__Task instructions__:
(A) In the post on The Handmaid's Tale below, translate the sentence "These women (handmaids) clearly have the ability to bear children." into Spanish.
(B) Condense the paragraph that begins "Me: Many women (and men)" in the post on The Handmaid's Tale below into a short bulleted list, keeping its main facts.
(C) Extend the post on The Handmaid's Tale below with a few sentences that pick up after its final question.

I’ve watched a few episodes of the Handmaid’s Tale. Admittedly, you get the gist of the series after the fist few episodes. The real short version:
From Wiki: The plot follows a dystopian future following a Second American Civil War wherein women, called “Handmaids”, are forced into sexual and child-bearing servitude.
Me: Many women (and men) are left infertile reportedly due to environmental factors. The women that are fertile are forced to bear children for couples (seemingly always wealthy or at least government connected) whose wives are presumed to be infertile.
This line of thinking seems to fit with the Socialist/Communist Karl Marx mantra: from each according to his ability, to each according to his needs.
These women (handmaids) clearly have the ability to bear children. The infertile couples clearly have difficulty conceiving children and have a perceived need to raise children. I would like to think that most people can agree that forcing these women into sexual and reproductive servitude is wrong. Yet, doesn’t this scenario fit exactly into the classical Maxist statement quoted above?
How is it morally incorrect to force fertile women into reproductive servitude to meet the reproductive “needs” of other people yet morally correct (or acceptable) to force other working people into servitude to meet needs of others.

__Records supplied__:
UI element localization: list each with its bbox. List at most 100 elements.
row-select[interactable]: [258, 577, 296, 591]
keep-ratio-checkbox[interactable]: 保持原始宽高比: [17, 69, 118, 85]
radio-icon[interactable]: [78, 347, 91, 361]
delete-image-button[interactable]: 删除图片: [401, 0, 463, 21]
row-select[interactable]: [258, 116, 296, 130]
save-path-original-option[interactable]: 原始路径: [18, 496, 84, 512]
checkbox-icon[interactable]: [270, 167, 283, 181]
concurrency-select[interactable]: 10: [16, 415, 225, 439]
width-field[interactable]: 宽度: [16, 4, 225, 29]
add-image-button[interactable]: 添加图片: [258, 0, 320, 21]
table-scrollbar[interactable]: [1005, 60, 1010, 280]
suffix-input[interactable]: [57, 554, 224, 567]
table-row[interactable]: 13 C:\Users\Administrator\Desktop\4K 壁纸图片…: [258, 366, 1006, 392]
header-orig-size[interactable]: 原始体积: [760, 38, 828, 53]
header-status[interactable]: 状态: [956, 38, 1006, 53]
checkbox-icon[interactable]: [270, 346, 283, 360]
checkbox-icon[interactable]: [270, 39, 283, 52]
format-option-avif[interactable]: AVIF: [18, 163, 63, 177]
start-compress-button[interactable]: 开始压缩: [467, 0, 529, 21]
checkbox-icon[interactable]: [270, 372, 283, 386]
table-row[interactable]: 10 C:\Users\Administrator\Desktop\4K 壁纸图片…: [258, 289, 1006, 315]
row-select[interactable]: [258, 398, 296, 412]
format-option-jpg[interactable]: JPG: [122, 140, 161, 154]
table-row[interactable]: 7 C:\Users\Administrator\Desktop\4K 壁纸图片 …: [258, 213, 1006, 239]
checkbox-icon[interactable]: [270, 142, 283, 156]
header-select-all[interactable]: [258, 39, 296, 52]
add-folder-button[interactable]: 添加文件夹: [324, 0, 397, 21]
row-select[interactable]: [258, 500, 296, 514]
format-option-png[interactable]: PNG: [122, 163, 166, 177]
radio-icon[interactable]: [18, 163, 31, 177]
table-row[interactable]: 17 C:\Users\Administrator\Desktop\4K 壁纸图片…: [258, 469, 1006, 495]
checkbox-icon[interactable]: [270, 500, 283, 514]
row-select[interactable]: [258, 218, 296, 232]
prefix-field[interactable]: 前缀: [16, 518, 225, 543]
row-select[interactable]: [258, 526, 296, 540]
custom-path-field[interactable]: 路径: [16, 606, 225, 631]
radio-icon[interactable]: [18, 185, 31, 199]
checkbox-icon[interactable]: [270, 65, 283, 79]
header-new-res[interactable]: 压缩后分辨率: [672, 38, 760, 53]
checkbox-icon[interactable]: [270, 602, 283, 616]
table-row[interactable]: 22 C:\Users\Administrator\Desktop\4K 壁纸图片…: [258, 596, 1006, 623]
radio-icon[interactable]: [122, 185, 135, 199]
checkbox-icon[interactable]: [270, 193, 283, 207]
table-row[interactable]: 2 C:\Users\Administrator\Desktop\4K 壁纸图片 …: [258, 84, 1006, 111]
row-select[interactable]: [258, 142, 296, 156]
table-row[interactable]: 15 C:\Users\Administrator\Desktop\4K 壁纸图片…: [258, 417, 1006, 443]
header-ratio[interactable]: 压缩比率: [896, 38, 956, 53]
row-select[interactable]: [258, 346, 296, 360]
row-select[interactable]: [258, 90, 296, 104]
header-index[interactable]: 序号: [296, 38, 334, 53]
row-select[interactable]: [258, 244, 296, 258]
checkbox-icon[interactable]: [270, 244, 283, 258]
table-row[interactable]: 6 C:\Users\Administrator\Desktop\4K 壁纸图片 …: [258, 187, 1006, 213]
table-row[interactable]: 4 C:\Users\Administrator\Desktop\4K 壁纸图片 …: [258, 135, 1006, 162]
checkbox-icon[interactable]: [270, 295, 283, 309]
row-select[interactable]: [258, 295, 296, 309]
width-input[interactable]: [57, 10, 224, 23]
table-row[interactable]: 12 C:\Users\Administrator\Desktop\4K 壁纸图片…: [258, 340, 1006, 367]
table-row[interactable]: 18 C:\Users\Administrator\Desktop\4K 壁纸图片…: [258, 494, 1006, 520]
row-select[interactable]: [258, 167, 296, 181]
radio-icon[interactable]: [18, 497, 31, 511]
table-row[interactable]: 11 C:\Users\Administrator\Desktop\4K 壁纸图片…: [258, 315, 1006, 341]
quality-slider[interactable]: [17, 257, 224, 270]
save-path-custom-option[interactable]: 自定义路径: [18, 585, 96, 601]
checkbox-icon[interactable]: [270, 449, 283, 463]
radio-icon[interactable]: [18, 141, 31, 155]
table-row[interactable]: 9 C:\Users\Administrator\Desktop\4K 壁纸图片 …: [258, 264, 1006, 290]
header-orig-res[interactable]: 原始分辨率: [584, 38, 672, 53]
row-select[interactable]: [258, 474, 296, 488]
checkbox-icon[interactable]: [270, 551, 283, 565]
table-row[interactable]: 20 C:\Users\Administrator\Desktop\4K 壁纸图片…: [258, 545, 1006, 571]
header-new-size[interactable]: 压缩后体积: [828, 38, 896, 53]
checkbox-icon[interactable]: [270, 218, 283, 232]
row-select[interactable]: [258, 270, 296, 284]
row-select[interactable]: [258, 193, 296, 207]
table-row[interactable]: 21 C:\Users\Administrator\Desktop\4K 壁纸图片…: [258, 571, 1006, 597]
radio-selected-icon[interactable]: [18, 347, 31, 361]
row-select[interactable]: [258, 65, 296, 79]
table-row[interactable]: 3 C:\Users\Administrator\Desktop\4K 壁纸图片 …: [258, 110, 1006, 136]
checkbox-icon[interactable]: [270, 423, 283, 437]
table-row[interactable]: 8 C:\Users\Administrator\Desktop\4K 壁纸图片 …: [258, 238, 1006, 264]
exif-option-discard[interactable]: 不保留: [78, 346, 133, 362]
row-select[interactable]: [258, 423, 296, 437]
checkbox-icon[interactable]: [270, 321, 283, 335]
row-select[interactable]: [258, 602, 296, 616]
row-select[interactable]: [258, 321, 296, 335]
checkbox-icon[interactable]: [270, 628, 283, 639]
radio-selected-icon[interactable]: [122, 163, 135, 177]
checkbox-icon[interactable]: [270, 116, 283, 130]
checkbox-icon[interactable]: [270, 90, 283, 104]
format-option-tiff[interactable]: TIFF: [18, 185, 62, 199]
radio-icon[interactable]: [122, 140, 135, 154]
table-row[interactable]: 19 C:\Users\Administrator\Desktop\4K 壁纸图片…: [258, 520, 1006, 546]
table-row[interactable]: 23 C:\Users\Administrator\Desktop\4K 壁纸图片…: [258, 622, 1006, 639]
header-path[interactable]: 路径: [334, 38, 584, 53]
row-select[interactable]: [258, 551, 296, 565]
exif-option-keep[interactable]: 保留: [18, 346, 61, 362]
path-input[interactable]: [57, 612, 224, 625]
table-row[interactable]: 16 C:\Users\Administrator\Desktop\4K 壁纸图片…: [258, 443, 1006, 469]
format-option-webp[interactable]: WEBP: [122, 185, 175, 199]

__Responses to the tasks__:
(A) Estas mujeres (las criadas) claramente tienen la capacidad de tener hijos.

(B)
- Many women and men are infertile, reportedly because of environmental factors.
- Fertile women are forced to bear children for couples whose wives are presumed infertile.
- These couples seem always to be wealthy or at least connected to the government.

(C)
An oft quoted line in the series is from Genesis 30:1:
When Rachel saw that she was not bearing Jacob any children, she became jealous of her sister. So she said to Jacob, “Give me children, or I’ll die!”
Needs, in the eyes of many, can be subjective. Our present society proposes several “needs” that are subsidized for the poor, which aren’t requirements for maintaining life. The fictional society in this story line certainly seems to frame raising children as a need.
Who decides which “needs” of whom deserve forced enlisting of the services of others in order to fulfill? Who decides which services are acceptable to seize? Once you put the infrastructure in place to enlist/enslave people to meet the needs of other people, it could get used in ways you never intended or even foresaw — ways that would horrify you.